** BEGIN Stored data **

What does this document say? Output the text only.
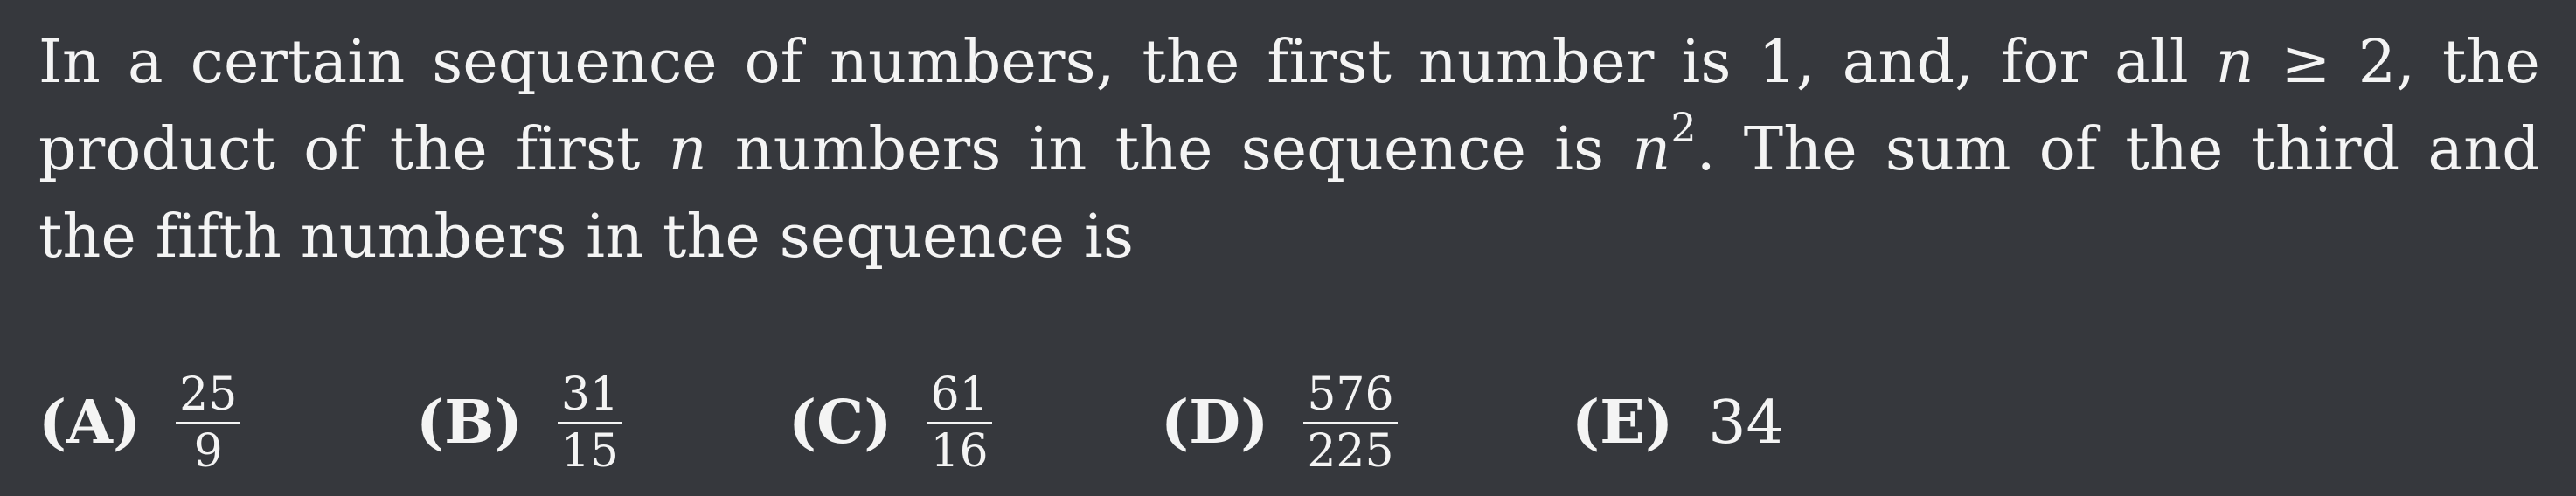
In a certain sequence of numbers, the first number is 1, and, for all n ≥ 2, the
product of the first n numbers in the sequence is $n^2$. The sum of the third and
the fifth numbers in the sequence is
$(A) \frac{25}{9}$	$(B) \frac{31}{15}$	$(C) \frac{61}{16}$	$(D) \frac{576}{225}$	(E) 34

** END Stored data **

Written request:
Copy every line in the records above that contains the word "first".

Solution to this exercise:
In a certain sequence of numbers, the first number is 1, and, for all n ≥ 2, the
product of the first n numbers in the sequence is $n^2$. The sum of the third and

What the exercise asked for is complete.